### Written instruction
Find and copy lines holding "avait".

### Records from a data collection

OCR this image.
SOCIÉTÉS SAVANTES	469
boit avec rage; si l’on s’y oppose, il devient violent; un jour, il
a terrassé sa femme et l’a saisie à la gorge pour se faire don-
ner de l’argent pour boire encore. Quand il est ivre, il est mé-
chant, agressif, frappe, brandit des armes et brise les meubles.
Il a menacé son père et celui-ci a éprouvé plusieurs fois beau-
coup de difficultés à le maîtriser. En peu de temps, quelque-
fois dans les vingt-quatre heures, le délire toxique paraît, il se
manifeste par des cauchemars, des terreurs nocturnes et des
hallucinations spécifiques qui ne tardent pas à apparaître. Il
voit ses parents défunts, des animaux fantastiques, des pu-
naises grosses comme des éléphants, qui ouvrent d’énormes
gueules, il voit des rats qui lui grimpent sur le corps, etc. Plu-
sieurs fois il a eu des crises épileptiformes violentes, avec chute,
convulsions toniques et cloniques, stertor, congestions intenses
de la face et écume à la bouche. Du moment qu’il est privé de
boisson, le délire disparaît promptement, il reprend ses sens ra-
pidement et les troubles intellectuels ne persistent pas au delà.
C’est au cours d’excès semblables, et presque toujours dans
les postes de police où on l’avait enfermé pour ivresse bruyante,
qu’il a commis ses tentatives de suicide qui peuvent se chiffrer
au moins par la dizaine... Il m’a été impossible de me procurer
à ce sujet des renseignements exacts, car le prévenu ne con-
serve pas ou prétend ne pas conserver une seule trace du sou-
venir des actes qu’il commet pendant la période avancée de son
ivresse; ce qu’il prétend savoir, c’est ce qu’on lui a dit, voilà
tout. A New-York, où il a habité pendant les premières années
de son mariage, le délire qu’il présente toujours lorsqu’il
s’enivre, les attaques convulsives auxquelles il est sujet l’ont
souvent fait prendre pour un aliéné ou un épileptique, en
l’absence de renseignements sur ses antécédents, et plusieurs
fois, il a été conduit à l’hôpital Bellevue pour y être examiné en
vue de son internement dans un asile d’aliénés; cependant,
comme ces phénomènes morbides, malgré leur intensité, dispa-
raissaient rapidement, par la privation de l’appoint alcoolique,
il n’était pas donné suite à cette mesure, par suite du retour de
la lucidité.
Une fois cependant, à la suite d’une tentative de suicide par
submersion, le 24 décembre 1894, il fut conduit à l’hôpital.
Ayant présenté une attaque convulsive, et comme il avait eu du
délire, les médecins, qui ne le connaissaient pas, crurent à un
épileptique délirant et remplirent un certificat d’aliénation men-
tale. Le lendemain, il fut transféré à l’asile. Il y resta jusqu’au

### Final result
les postes de police où on l’avait enfermé pour ivresse bruyante,
Ayant présenté une attaque convulsive, et comme il avait eu du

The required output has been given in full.